What you should do
Reproduce the listing below character for character; drop every image.

[Figure dataset records]
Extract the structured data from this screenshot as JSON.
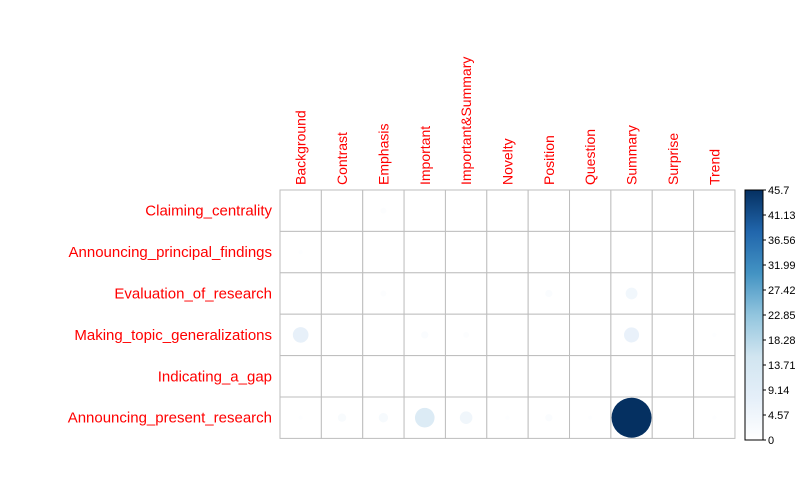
{
  "chart_data": {
    "type": "heatmap",
    "title": "",
    "xlabel": "",
    "ylabel": "",
    "columns": [
      "Background",
      "Contrast",
      "Emphasis",
      "Important",
      "Important&Summary",
      "Novelty",
      "Position",
      "Question",
      "Summary",
      "Surprise",
      "Trend"
    ],
    "rows": [
      "Claiming_centrality",
      "Announcing_principal_findings",
      "Evaluation_of_research",
      "Making_topic_generalizations",
      "Indicating_a_gap",
      "Announcing_present_research"
    ],
    "values": [
      [
        0,
        0,
        1,
        0,
        0,
        0,
        0,
        0,
        0,
        0,
        0
      ],
      [
        0.5,
        0,
        0,
        0,
        0,
        0,
        0,
        0,
        0,
        0,
        0
      ],
      [
        0,
        0,
        1,
        0,
        0,
        0,
        1.5,
        0,
        4,
        0,
        0
      ],
      [
        7,
        0,
        0,
        1.5,
        1,
        0,
        0,
        0,
        6.5,
        0,
        0.5
      ],
      [
        0,
        0,
        0,
        0,
        0,
        0,
        0,
        0,
        0,
        0,
        0
      ],
      [
        0.5,
        2,
        2.5,
        11,
        4.5,
        0.5,
        1.5,
        0.5,
        45.7,
        0,
        0.5
      ]
    ],
    "colorbar": {
      "min": 0,
      "max": 45.7,
      "ticks": [
        "45.7",
        "41.13",
        "36.56",
        "31.99",
        "27.42",
        "22.85",
        "18.28",
        "13.71",
        "9.14",
        "4.57",
        "0"
      ],
      "colors": [
        "#ffffff",
        "#e5eff9",
        "#d1e5f0",
        "#92c5de",
        "#4393c3",
        "#2166ac",
        "#053061"
      ]
    },
    "label_color": "#ff0000",
    "grid": true,
    "legend": "right"
  }
}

Right answer
Extract the structured data from this screenshot as JSON.
{
  "chart_data": {
    "type": "heatmap",
    "title": "",
    "xlabel": "",
    "ylabel": "",
    "columns": [
      "Background",
      "Contrast",
      "Emphasis",
      "Important",
      "Important&Summary",
      "Novelty",
      "Position",
      "Question",
      "Summary",
      "Surprise",
      "Trend"
    ],
    "rows": [
      "Claiming_centrality",
      "Announcing_principal_findings",
      "Evaluation_of_research",
      "Making_topic_generalizations",
      "Indicating_a_gap",
      "Announcing_present_research"
    ],
    "values": [
      [
        0,
        0,
        1,
        0,
        0,
        0,
        0,
        0,
        0,
        0,
        0
      ],
      [
        0.5,
        0,
        0,
        0,
        0,
        0,
        0,
        0,
        0,
        0,
        0
      ],
      [
        0,
        0,
        1,
        0,
        0,
        0,
        1.5,
        0,
        4,
        0,
        0
      ],
      [
        7,
        0,
        0,
        1.5,
        1,
        0,
        0,
        0,
        6.5,
        0,
        0.5
      ],
      [
        0,
        0,
        0,
        0,
        0,
        0,
        0,
        0,
        0,
        0,
        0
      ],
      [
        0.5,
        2,
        2.5,
        11,
        4.5,
        0.5,
        1.5,
        0.5,
        45.7,
        0,
        0.5
      ]
    ],
    "colorbar": {
      "min": 0,
      "max": 45.7,
      "ticks": [
        "45.7",
        "41.13",
        "36.56",
        "31.99",
        "27.42",
        "22.85",
        "18.28",
        "13.71",
        "9.14",
        "4.57",
        "0"
      ],
      "colors": [
        "#ffffff",
        "#e5eff9",
        "#d1e5f0",
        "#92c5de",
        "#4393c3",
        "#2166ac",
        "#053061"
      ]
    },
    "label_color": "#ff0000",
    "grid": true,
    "legend": "right"
  }
}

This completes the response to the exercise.